-- BEGIN Working data --

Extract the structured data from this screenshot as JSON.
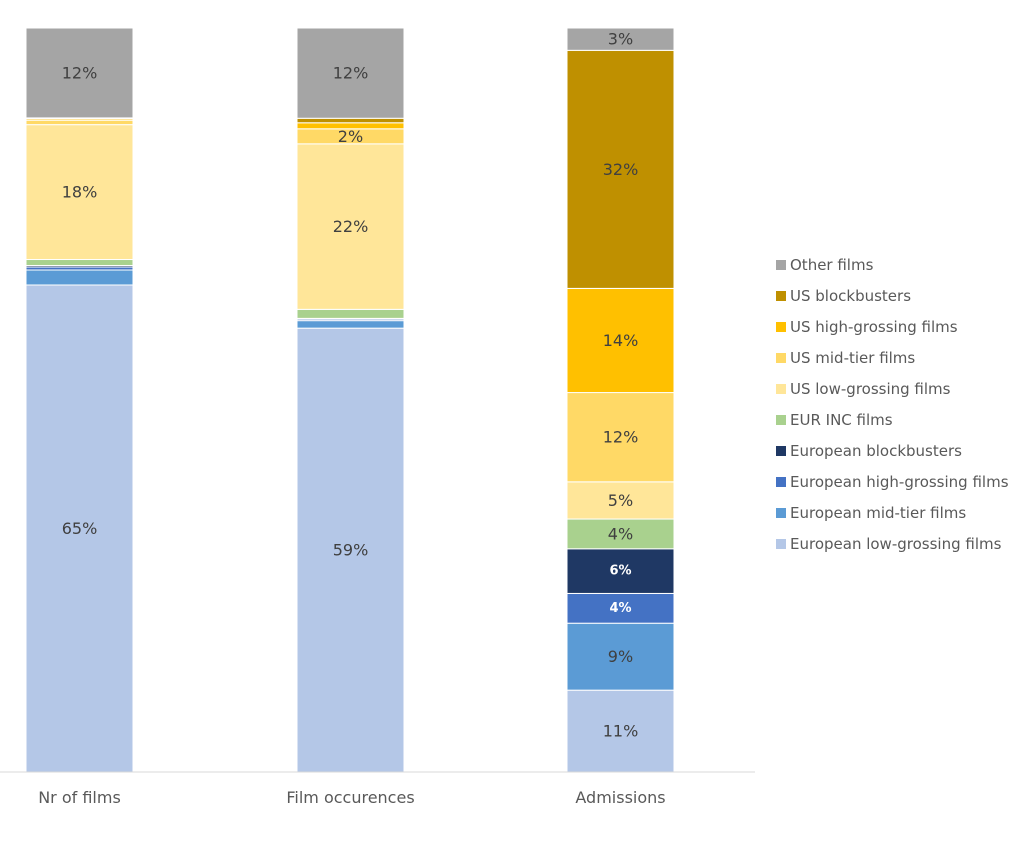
{
  "chart_data": {
    "type": "bar",
    "stacked": true,
    "normalized": true,
    "title": "",
    "xlabel": "",
    "ylabel": "",
    "ylim": [
      0,
      100
    ],
    "grid": false,
    "legend_position": "right",
    "categories": [
      "Nr of films",
      "Film occurences",
      "Admissions"
    ],
    "series": [
      {
        "name": "European low-grossing films",
        "color": "#b4c7e7",
        "values": [
          65,
          59,
          11
        ]
      },
      {
        "name": "European mid-tier films",
        "color": "#5b9bd5",
        "values": [
          2,
          1,
          9
        ]
      },
      {
        "name": "European high-grossing films",
        "color": "#4472c4",
        "values": [
          0.4,
          0.2,
          4
        ]
      },
      {
        "name": "European blockbusters",
        "color": "#1f3864",
        "values": [
          0.2,
          0.1,
          6
        ]
      },
      {
        "name": "EUR INC films",
        "color": "#a9d18e",
        "values": [
          0.8,
          1.2,
          4
        ]
      },
      {
        "name": "US low-grossing films",
        "color": "#ffe699",
        "values": [
          18,
          22,
          5
        ]
      },
      {
        "name": "US mid-tier films",
        "color": "#ffd966",
        "values": [
          0.6,
          2,
          12
        ]
      },
      {
        "name": "US high-grossing films",
        "color": "#ffc000",
        "values": [
          0.2,
          0.8,
          14
        ]
      },
      {
        "name": "US blockbusters",
        "color": "#bf9000",
        "values": [
          0.1,
          0.6,
          32
        ]
      },
      {
        "name": "Other films",
        "color": "#a5a5a5",
        "values": [
          12,
          12,
          3
        ]
      }
    ],
    "data_labels": [
      {
        "category": 0,
        "series": 0,
        "text": "65%"
      },
      {
        "category": 0,
        "series": 5,
        "text": "18%"
      },
      {
        "category": 0,
        "series": 9,
        "text": "12%"
      },
      {
        "category": 1,
        "series": 0,
        "text": "59%"
      },
      {
        "category": 1,
        "series": 5,
        "text": "22%"
      },
      {
        "category": 1,
        "series": 6,
        "text": "2%"
      },
      {
        "category": 1,
        "series": 9,
        "text": "12%"
      },
      {
        "category": 2,
        "series": 0,
        "text": "11%"
      },
      {
        "category": 2,
        "series": 1,
        "text": "9%"
      },
      {
        "category": 2,
        "series": 2,
        "text": "4%",
        "light": true
      },
      {
        "category": 2,
        "series": 3,
        "text": "6%",
        "light": true
      },
      {
        "category": 2,
        "series": 4,
        "text": "4%"
      },
      {
        "category": 2,
        "series": 5,
        "text": "5%"
      },
      {
        "category": 2,
        "series": 6,
        "text": "12%"
      },
      {
        "category": 2,
        "series": 7,
        "text": "14%"
      },
      {
        "category": 2,
        "series": 8,
        "text": "32%"
      },
      {
        "category": 2,
        "series": 9,
        "text": "3%"
      }
    ]
  }
}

-- END Working data --

Your task:
Print the whole listing above once more, word for word, without its pictures.

Response to the task:
Extract the structured data from this screenshot as JSON.
{
  "chart_data": {
    "type": "bar",
    "stacked": true,
    "normalized": true,
    "title": "",
    "xlabel": "",
    "ylabel": "",
    "ylim": [
      0,
      100
    ],
    "grid": false,
    "legend_position": "right",
    "categories": [
      "Nr of films",
      "Film occurences",
      "Admissions"
    ],
    "series": [
      {
        "name": "European low-grossing films",
        "color": "#b4c7e7",
        "values": [
          65,
          59,
          11
        ]
      },
      {
        "name": "European mid-tier films",
        "color": "#5b9bd5",
        "values": [
          2,
          1,
          9
        ]
      },
      {
        "name": "European high-grossing films",
        "color": "#4472c4",
        "values": [
          0.4,
          0.2,
          4
        ]
      },
      {
        "name": "European blockbusters",
        "color": "#1f3864",
        "values": [
          0.2,
          0.1,
          6
        ]
      },
      {
        "name": "EUR INC films",
        "color": "#a9d18e",
        "values": [
          0.8,
          1.2,
          4
        ]
      },
      {
        "name": "US low-grossing films",
        "color": "#ffe699",
        "values": [
          18,
          22,
          5
        ]
      },
      {
        "name": "US mid-tier films",
        "color": "#ffd966",
        "values": [
          0.6,
          2,
          12
        ]
      },
      {
        "name": "US high-grossing films",
        "color": "#ffc000",
        "values": [
          0.2,
          0.8,
          14
        ]
      },
      {
        "name": "US blockbusters",
        "color": "#bf9000",
        "values": [
          0.1,
          0.6,
          32
        ]
      },
      {
        "name": "Other films",
        "color": "#a5a5a5",
        "values": [
          12,
          12,
          3
        ]
      }
    ],
    "data_labels": [
      {
        "category": 0,
        "series": 0,
        "text": "65%"
      },
      {
        "category": 0,
        "series": 5,
        "text": "18%"
      },
      {
        "category": 0,
        "series": 9,
        "text": "12%"
      },
      {
        "category": 1,
        "series": 0,
        "text": "59%"
      },
      {
        "category": 1,
        "series": 5,
        "text": "22%"
      },
      {
        "category": 1,
        "series": 6,
        "text": "2%"
      },
      {
        "category": 1,
        "series": 9,
        "text": "12%"
      },
      {
        "category": 2,
        "series": 0,
        "text": "11%"
      },
      {
        "category": 2,
        "series": 1,
        "text": "9%"
      },
      {
        "category": 2,
        "series": 2,
        "text": "4%",
        "light": true
      },
      {
        "category": 2,
        "series": 3,
        "text": "6%",
        "light": true
      },
      {
        "category": 2,
        "series": 4,
        "text": "4%"
      },
      {
        "category": 2,
        "series": 5,
        "text": "5%"
      },
      {
        "category": 2,
        "series": 6,
        "text": "12%"
      },
      {
        "category": 2,
        "series": 7,
        "text": "14%"
      },
      {
        "category": 2,
        "series": 8,
        "text": "32%"
      },
      {
        "category": 2,
        "series": 9,
        "text": "3%"
      }
    ]
  }
}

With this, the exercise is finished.